> **To be done**
Repeat all the material exactly; pictures stay out of your copy.

Dataset records
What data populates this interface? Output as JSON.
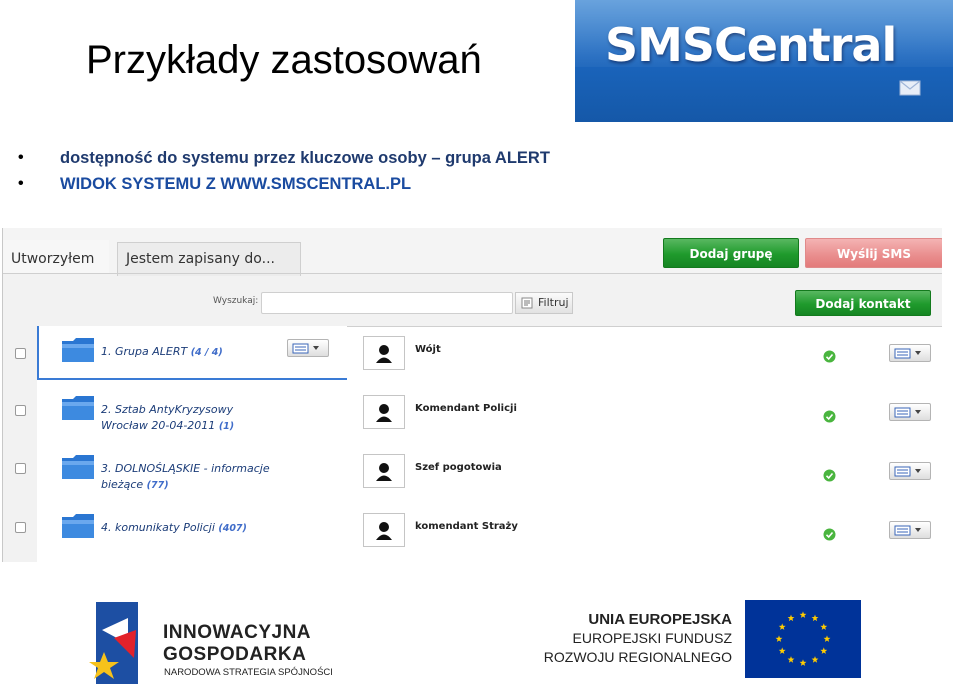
{
  "slide": {
    "title": "Przykłady zastosowań",
    "bullets": [
      "dostępność do systemu przez kluczowe osoby – grupa ALERT",
      "WIDOK SYSTEMU Z WWW.SMSCENTRAL.PL"
    ],
    "bullet_marker": "•"
  },
  "logo": {
    "text": "SMSCentral"
  },
  "app": {
    "tabs": [
      {
        "label": "Utworzyłem"
      },
      {
        "label": "Jestem zapisany do..."
      }
    ],
    "buttons": {
      "add_group": "Dodaj grupę",
      "send_sms": "Wyślij SMS",
      "add_contact": "Dodaj kontakt",
      "filter": "Filtruj"
    },
    "search": {
      "label": "Wyszukaj:",
      "value": ""
    },
    "groups": [
      {
        "name": "1. Grupa ALERT",
        "count": "(4 / 4)",
        "line2": "",
        "selected": true
      },
      {
        "name": "2. Sztab AntyKryzysowy",
        "line2": "Wrocław 20-04-2011",
        "count": "(1)",
        "selected": false
      },
      {
        "name": "3. DOLNOŚLĄSKIE - informacje",
        "line2": "bieżące",
        "count": "(77)",
        "selected": false
      },
      {
        "name": "4. komunikaty Policji",
        "count": "(407)",
        "line2": "",
        "selected": false
      }
    ],
    "contacts": [
      {
        "name": "Wójt"
      },
      {
        "name": "Komendant Policji"
      },
      {
        "name": "Szef pogotowia"
      },
      {
        "name": "komendant Straży"
      }
    ]
  },
  "footer": {
    "ig": {
      "line1": "INNOWACYJNA",
      "line2": "GOSPODARKA",
      "line3": "NARODOWA STRATEGIA SPÓJNOŚCI"
    },
    "eu": {
      "line1": "UNIA EUROPEJSKA",
      "line2": "EUROPEJSKI FUNDUSZ",
      "line3": "ROZWOJU REGIONALNEGO"
    }
  },
  "colors": {
    "accent_green": "#1f9a2c",
    "accent_red": "#e98d8d",
    "logo_blue": "#1b66be",
    "eu_blue": "#003399",
    "eu_star": "#ffcc00"
  }
}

> **Solution for this exercise**
What data populates this interface? Output as JSON.
{
  "slide": {
    "title": "Przykłady zastosowań",
    "bullets": [
      "dostępność do systemu przez kluczowe osoby – grupa ALERT",
      "WIDOK SYSTEMU Z WWW.SMSCENTRAL.PL"
    ],
    "bullet_marker": "•"
  },
  "logo": {
    "text": "SMSCentral"
  },
  "app": {
    "tabs": [
      {
        "label": "Utworzyłem"
      },
      {
        "label": "Jestem zapisany do..."
      }
    ],
    "buttons": {
      "add_group": "Dodaj grupę",
      "send_sms": "Wyślij SMS",
      "add_contact": "Dodaj kontakt",
      "filter": "Filtruj"
    },
    "search": {
      "label": "Wyszukaj:",
      "value": ""
    },
    "groups": [
      {
        "name": "1. Grupa ALERT",
        "count": "(4 / 4)",
        "line2": "",
        "selected": true
      },
      {
        "name": "2. Sztab AntyKryzysowy",
        "line2": "Wrocław 20-04-2011",
        "count": "(1)",
        "selected": false
      },
      {
        "name": "3. DOLNOŚLĄSKIE - informacje",
        "line2": "bieżące",
        "count": "(77)",
        "selected": false
      },
      {
        "name": "4. komunikaty Policji",
        "count": "(407)",
        "line2": "",
        "selected": false
      }
    ],
    "contacts": [
      {
        "name": "Wójt"
      },
      {
        "name": "Komendant Policji"
      },
      {
        "name": "Szef pogotowia"
      },
      {
        "name": "komendant Straży"
      }
    ]
  },
  "footer": {
    "ig": {
      "line1": "INNOWACYJNA",
      "line2": "GOSPODARKA",
      "line3": "NARODOWA STRATEGIA SPÓJNOŚCI"
    },
    "eu": {
      "line1": "UNIA EUROPEJSKA",
      "line2": "EUROPEJSKI FUNDUSZ",
      "line3": "ROZWOJU REGIONALNEGO"
    }
  },
  "colors": {
    "accent_green": "#1f9a2c",
    "accent_red": "#e98d8d",
    "logo_blue": "#1b66be",
    "eu_blue": "#003399",
    "eu_star": "#ffcc00"
  }
}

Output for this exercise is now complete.